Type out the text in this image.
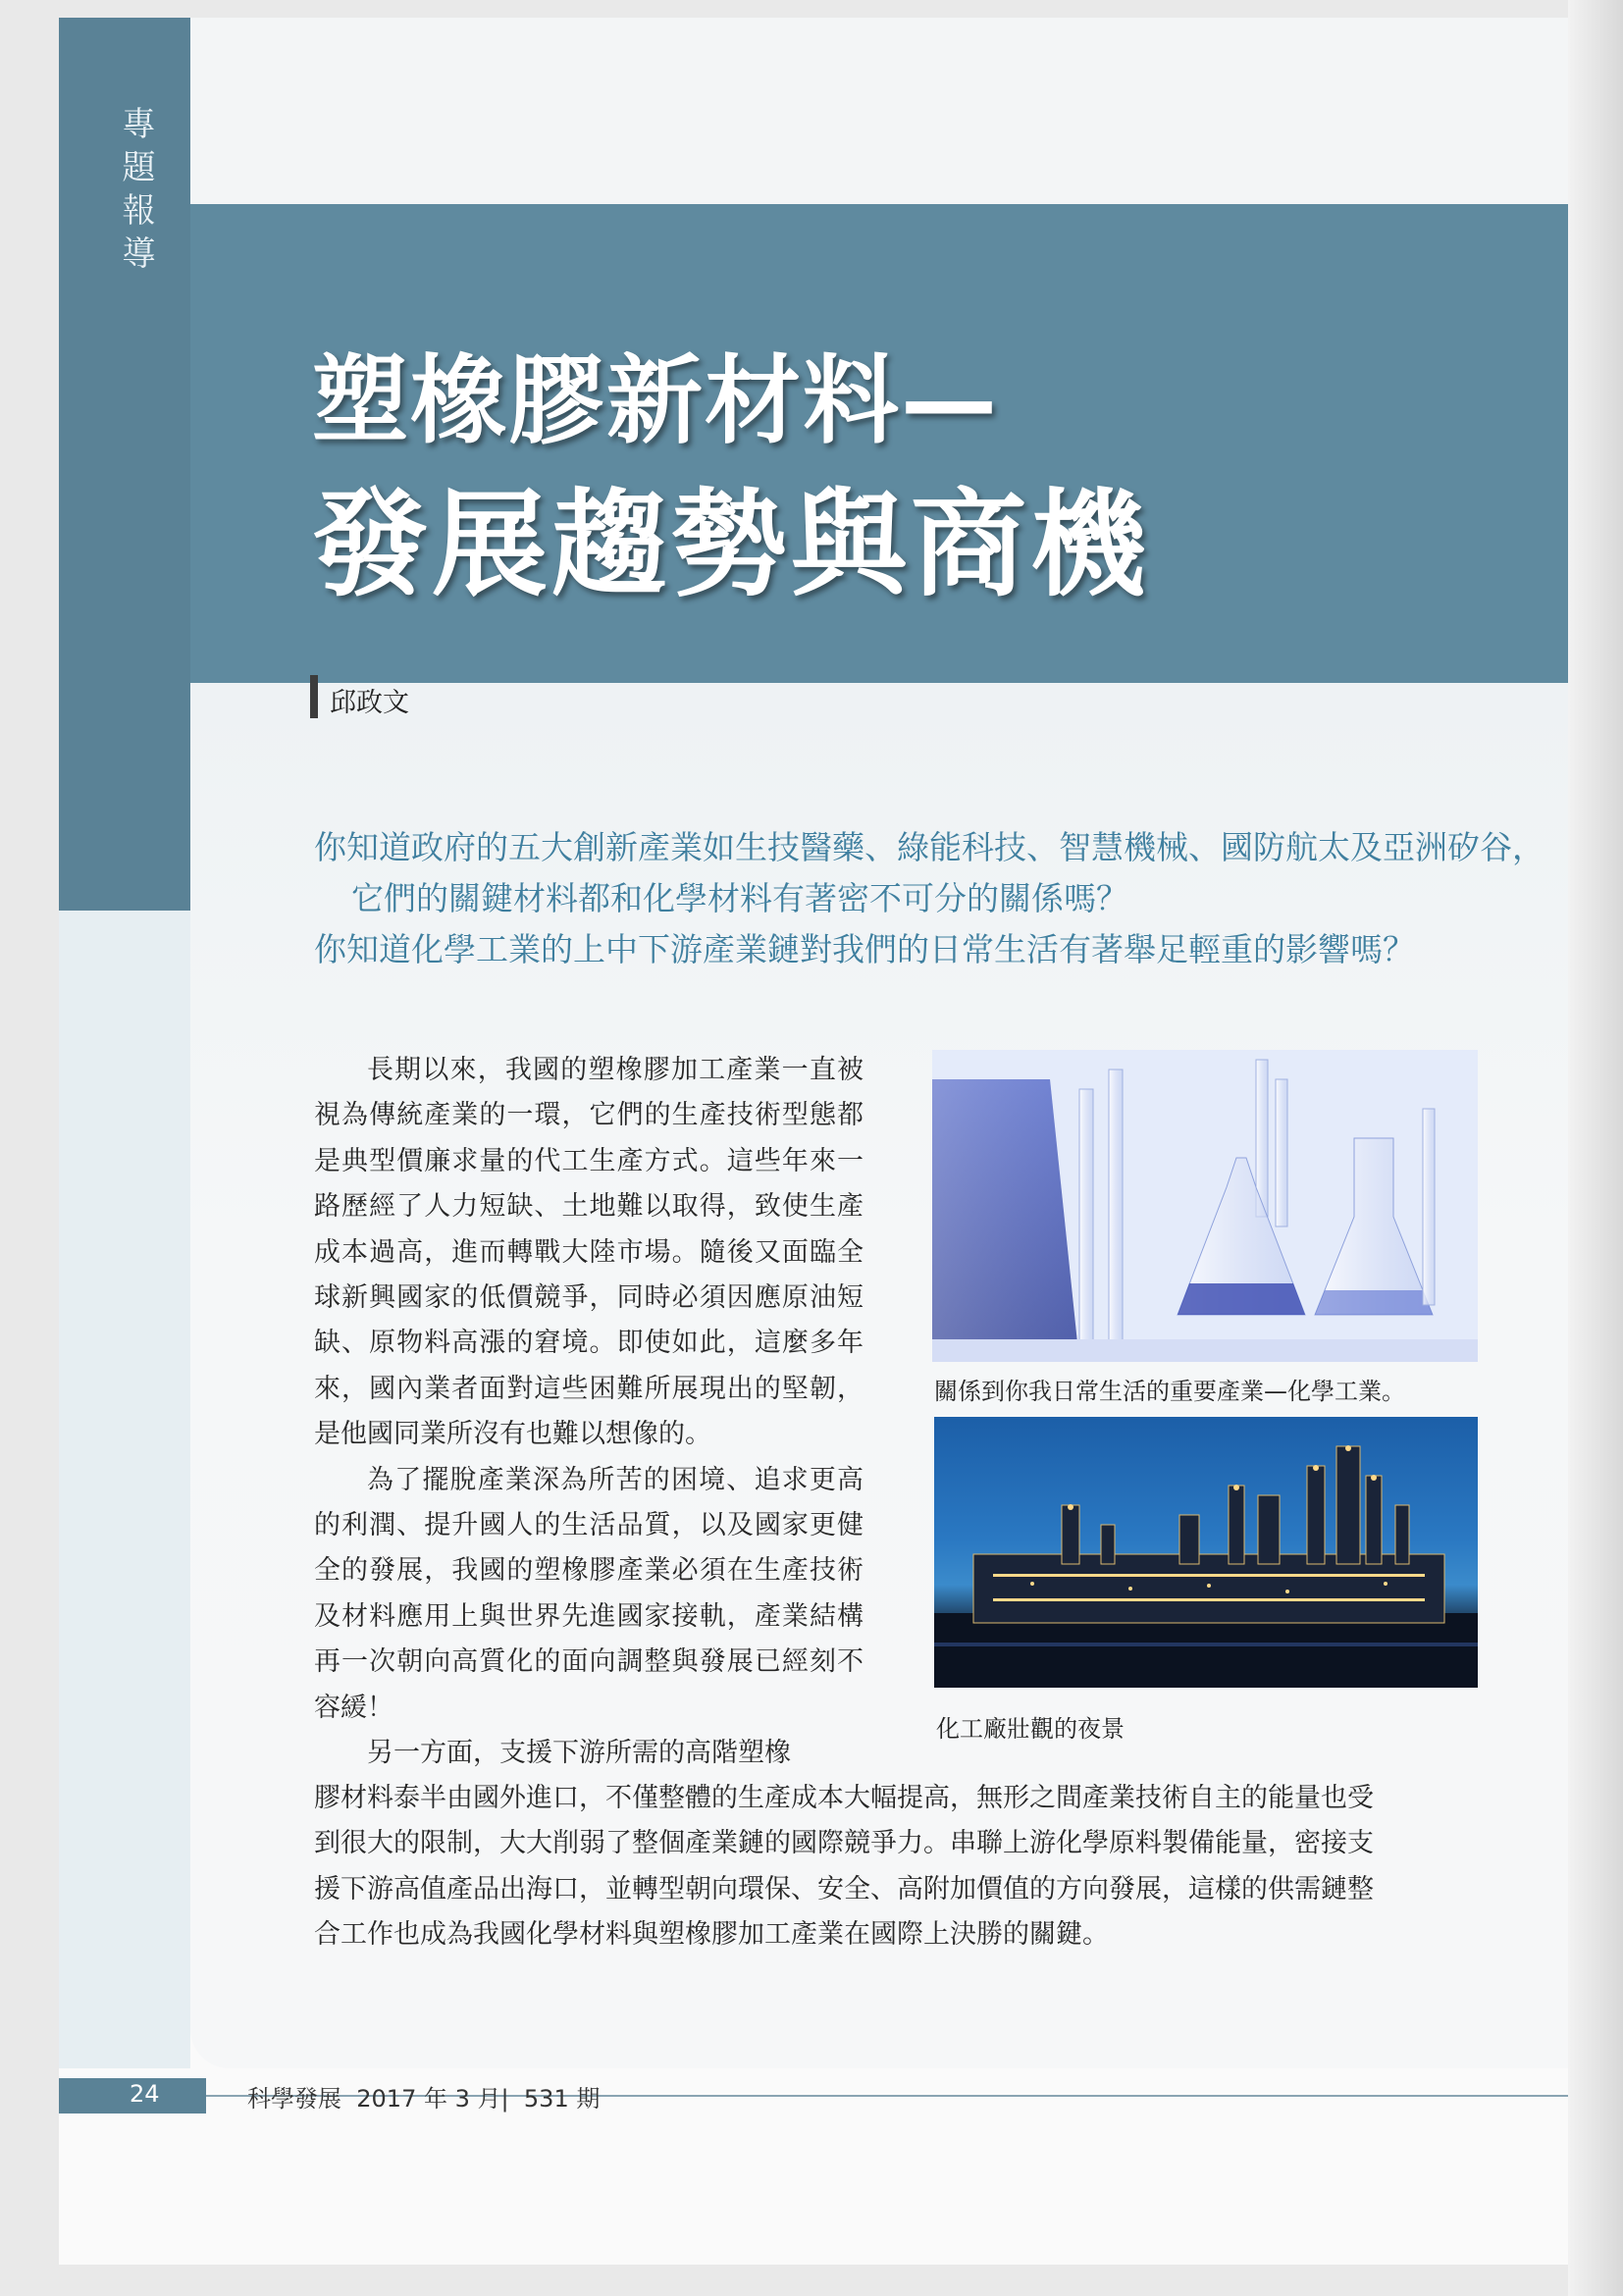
專題報導
塑橡膠新材料—
發展趨勢與商機
邱政文
你知道政府的五大創新產業如生技醫藥、綠能科技、智慧機械、國防航太及亞洲矽谷，
它們的關鍵材料都和化學材料有著密不可分的關係嗎？
你知道化學工業的上中下游產業鏈對我們的日常生活有著舉足輕重的影響嗎？

長期以來，我國的塑橡膠加工產業一直被視為傳統產業的一環，它們的生產技術型態都是典型價廉求量的代工生產方式。這些年來一路歷經了人力短缺、土地難以取得，致使生產成本過高，進而轉戰大陸市場。隨後又面臨全球新興國家的低價競爭，同時必須因應原油短缺、原物料高漲的窘境。即使如此，這麼多年來，國內業者面對這些困難所展現出的堅韌，是他國同業所沒有也難以想像的。

為了擺脫產業深為所苦的困境、追求更高的利潤、提升國人的生活品質，以及國家更健全的發展，我國的塑橡膠產業必須在生產技術及材料應用上與世界先進國家接軌，產業結構再一次朝向高質化的面向調整與發展已經刻不容緩！

另一方面，支援下游所需的高階塑橡

膠材料泰半由國外進口，不僅整體的生產成本大幅提高，無形之間產業技術自主的能量也受
到很大的限制，大大削弱了整個產業鏈的國際競爭力。串聯上游化學原料製備能量，密接支
援下游高值產品出海口，並轉型朝向環保、安全、高附加價值的方向發展，這樣的供需鏈整
合工作也成為我國化學材料與塑橡膠加工產業在國際上決勝的關鍵。
關係到你我日常生活的重要產業—化學工業。
化工廠壯觀的夜景
24	科學發展 2017 年 3 月| 531 期
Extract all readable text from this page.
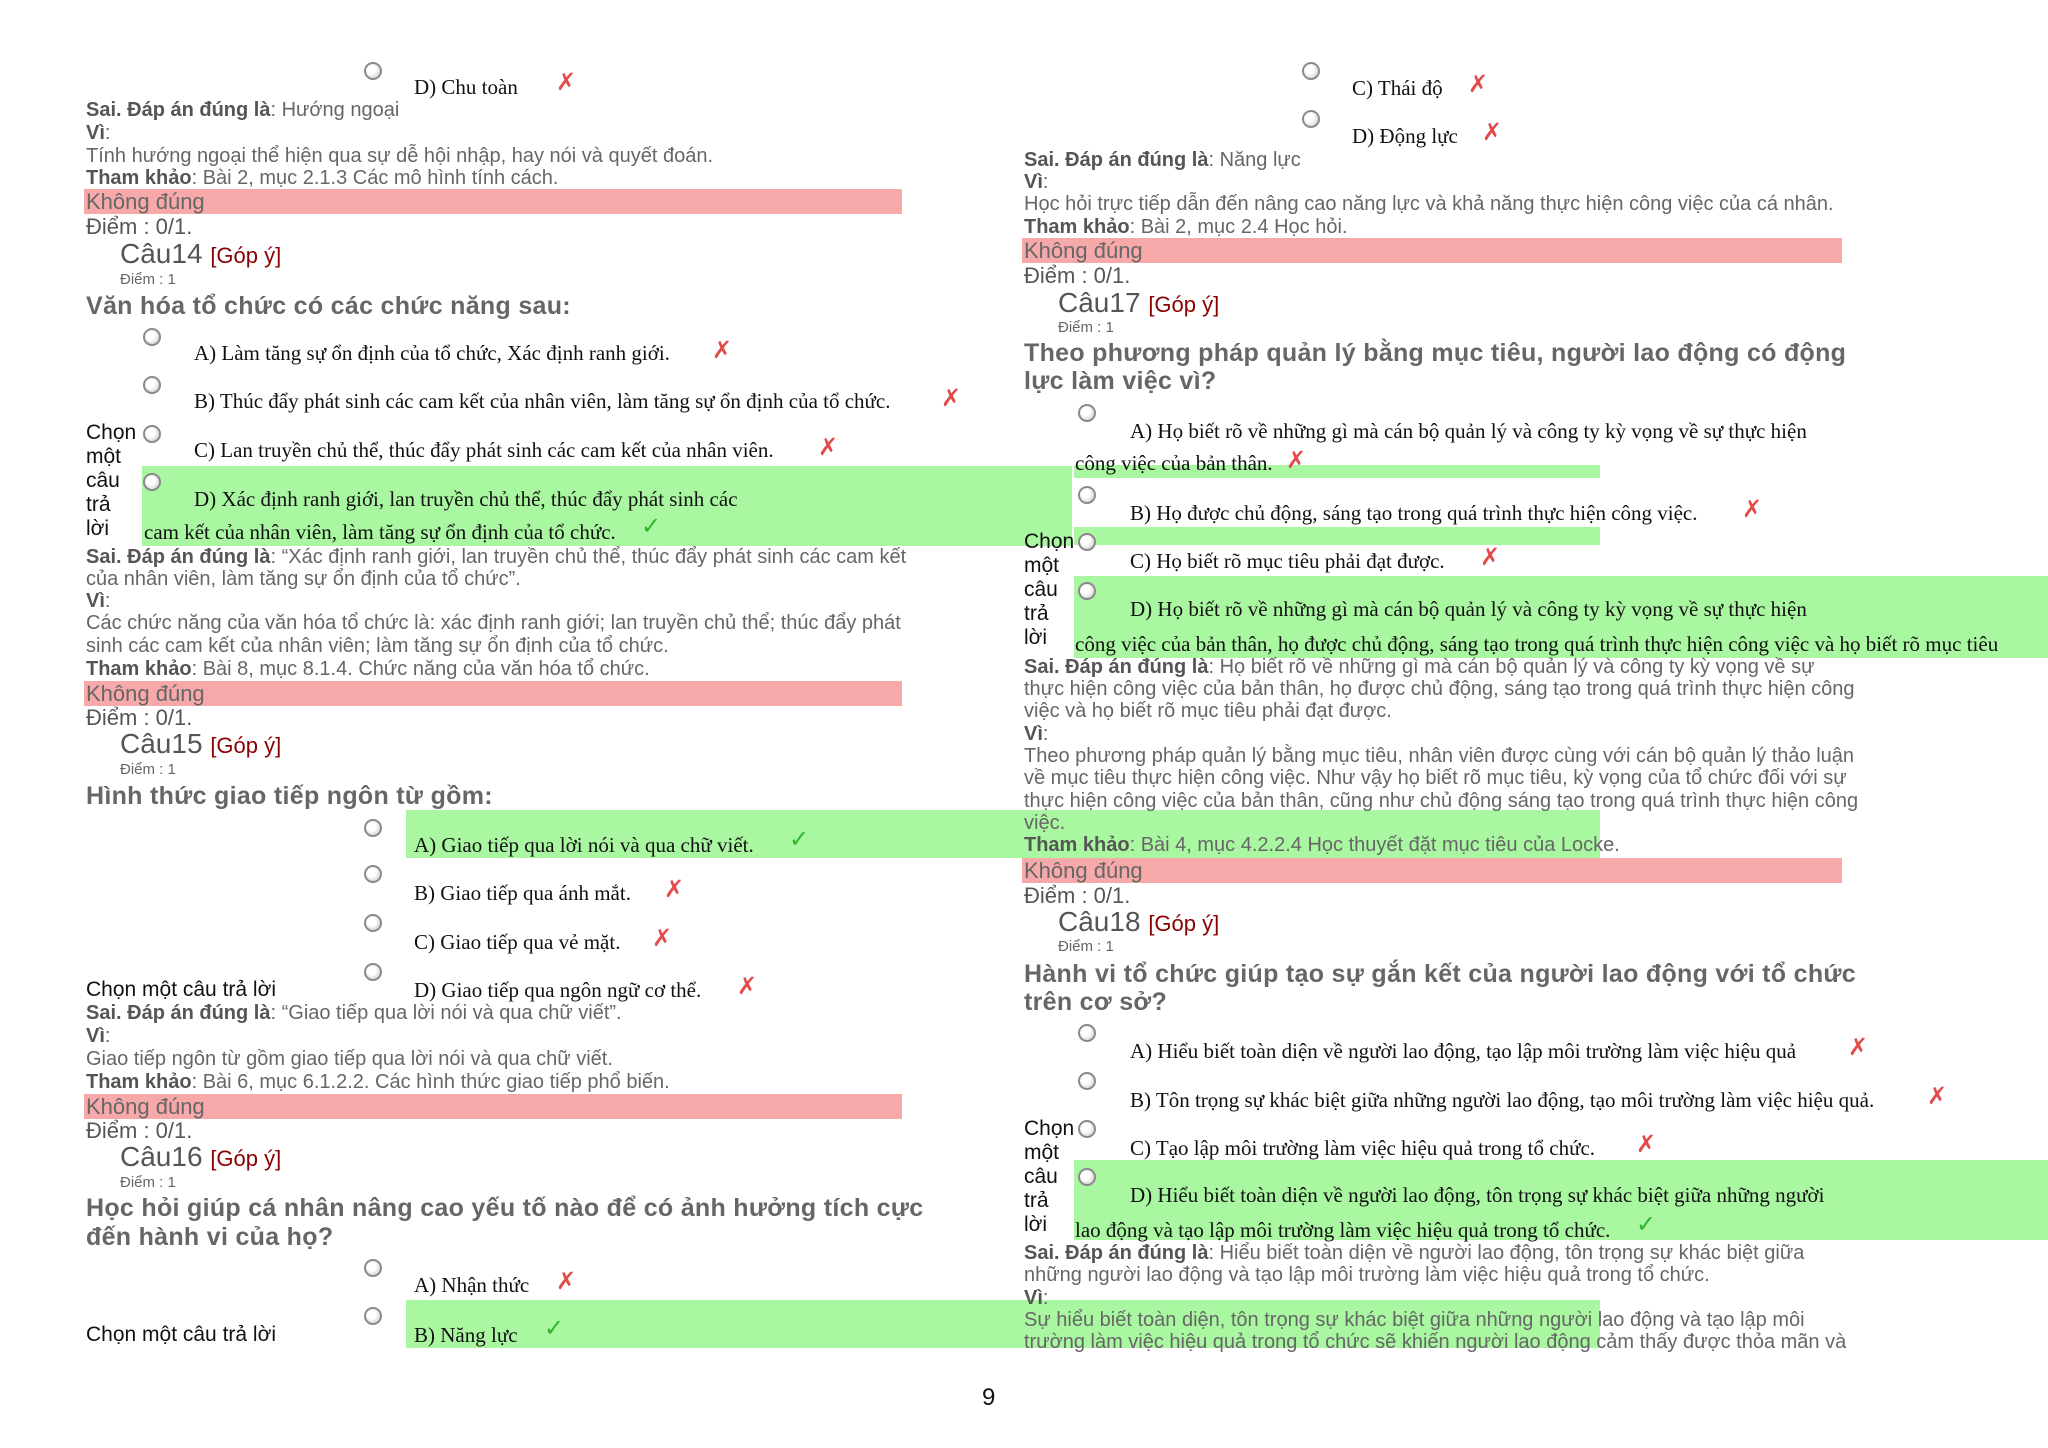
D) Chu toàn ✗
Sai. Đáp án đúng là: Hướng ngoại
Vì:
Tính hướng ngoại thể hiện qua sự dễ hội nhập, hay nói và quyết đoán.
Tham khảo: Bài 2, mục 2.1.3 Các mô hình tính cách.
Không đúng
Điểm : 0/1.
Câu14 [Góp ý]
Điểm : 1
Văn hóa tổ chức có các chức năng sau:
A) Làm tăng sự ổn định của tổ chức, Xác định ranh giới. ✗
B) Thúc đẩy phát sinh các cam kết của nhân viên, làm tăng sự ổn định của tổ chức. ✗
Chọn
một
câu
trả
lời
C) Lan truyền chủ thể, thúc đẩy phát sinh các cam kết của nhân viên. ✗
D) Xác định ranh giới, lan truyền chủ thể, thúc đẩy phát sinh các
cam kết của nhân viên, làm tăng sự ổn định của tổ chức. ✓
Sai. Đáp án đúng là: “Xác định ranh giới, lan truyền chủ thể, thúc đẩy phát sinh các cam kết
của nhân viên, làm tăng sự ổn định của tổ chức”.
Vì:
Các chức năng của văn hóa tổ chức là: xác định ranh giới; lan truyền chủ thể; thúc đẩy phát
sinh các cam kết của nhân viên; làm tăng sự ổn định của tổ chức.
Tham khảo: Bài 8, mục 8.1.4. Chức năng của văn hóa tổ chức.
Không đúng
Điểm : 0/1.
Câu15 [Góp ý]
Điểm : 1
Hình thức giao tiếp ngôn từ gồm:
A) Giao tiếp qua lời nói và qua chữ viết. ✓
B) Giao tiếp qua ánh mắt. ✗
C) Giao tiếp qua vẻ mặt. ✗
Chọn một câu trả lời	D) Giao tiếp qua ngôn ngữ cơ thể. ✗
Sai. Đáp án đúng là: “Giao tiếp qua lời nói và qua chữ viết”.
Vì:
Giao tiếp ngôn từ gồm giao tiếp qua lời nói và qua chữ viết.
Tham khảo: Bài 6, mục 6.1.2.2. Các hình thức giao tiếp phổ biến.
Không đúng
Điểm : 0/1.
Câu16 [Góp ý]
Điểm : 1
Học hỏi giúp cá nhân nâng cao yếu tố nào để có ảnh hưởng tích cực
đến hành vi của họ?
A) Nhận thức ✗
Chọn một câu trả lời	B) Năng lực ✓
C) Thái độ ✗
D) Động lực ✗
Sai. Đáp án đúng là: Năng lực
Vì:
Học hỏi trực tiếp dẫn đến nâng cao năng lực và khả năng thực hiện công việc của cá nhân.
Tham khảo: Bài 2, mục 2.4 Học hỏi.
Không đúng
Điểm : 0/1.
Câu17 [Góp ý]
Điểm : 1
Theo phương pháp quản lý bằng mục tiêu, người lao động có động
lực làm việc vì?
A) Họ biết rõ về những gì mà cán bộ quản lý và công ty kỳ vọng về sự thực hiện
công việc của bản thân. ✗
B) Họ được chủ động, sáng tạo trong quá trình thực hiện công việc. ✗
Chọn
một
câu
trả
lời
C) Họ biết rõ mục tiêu phải đạt được. ✗
D) Họ biết rõ về những gì mà cán bộ quản lý và công ty kỳ vọng về sự thực hiện
công việc của bản thân, họ được chủ động, sáng tạo trong quá trình thực hiện công việc và họ biết rõ mục tiêu
Sai. Đáp án đúng là: Họ biết rõ về những gì mà cán bộ quản lý và công ty kỳ vọng về sự
thực hiện công việc của bản thân, họ được chủ động, sáng tạo trong quá trình thực hiện công
việc và họ biết rõ mục tiêu phải đạt được.
Vì:
Theo phương pháp quản lý bằng mục tiêu, nhân viên được cùng với cán bộ quản lý thảo luận
về mục tiêu thực hiện công việc. Như vậy họ biết rõ mục tiêu, kỳ vọng của tổ chức đối với sự
thực hiện công việc của bản thân, cũng như chủ động sáng tạo trong quá trình thực hiện công
việc.
Tham khảo: Bài 4, mục 4.2.2.4 Học thuyết đặt mục tiêu của Locke.
Không đúng
Điểm : 0/1.
Câu18 [Góp ý]
Điểm : 1
Hành vi tổ chức giúp tạo sự gắn kết của người lao động với tổ chức
trên cơ sở?
A) Hiểu biết toàn diện về người lao động, tạo lập môi trường làm việc hiệu quả ✗
B) Tôn trọng sự khác biệt giữa những người lao động, tạo môi trường làm việc hiệu quả. ✗
Chọn
một
câu
trả
lời
C) Tạo lập môi trường làm việc hiệu quả trong tổ chức. ✗
D) Hiểu biết toàn diện về người lao động, tôn trọng sự khác biệt giữa những người
lao động và tạo lập môi trường làm việc hiệu quả trong tổ chức. ✓
Sai. Đáp án đúng là: Hiểu biết toàn diện về người lao động, tôn trọng sự khác biệt giữa
những người lao động và tạo lập môi trường làm việc hiệu quả trong tổ chức.
Vì:
Sự hiểu biết toàn diện, tôn trọng sự khác biệt giữa những người lao động và tạo lập môi
trường làm việc hiệu quả trong tổ chức sẽ khiến người lao động cảm thấy được thỏa mãn và
9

══════════════════════════════

◆ **Your instructions**: From the data above, gather every line that includes the word "khảo".

◆ **Written answer**:
Tham khảo: Bài 2, mục 2.1.3 Các mô hình tính cách.
Tham khảo: Bài 8, mục 8.1.4. Chức năng của văn hóa tổ chức.
Tham khảo: Bài 6, mục 6.1.2.2. Các hình thức giao tiếp phổ biến.
Tham khảo: Bài 2, mục 2.4 Học hỏi.
Tham khảo: Bài 4, mục 4.2.2.4 Học thuyết đặt mục tiêu của Locke.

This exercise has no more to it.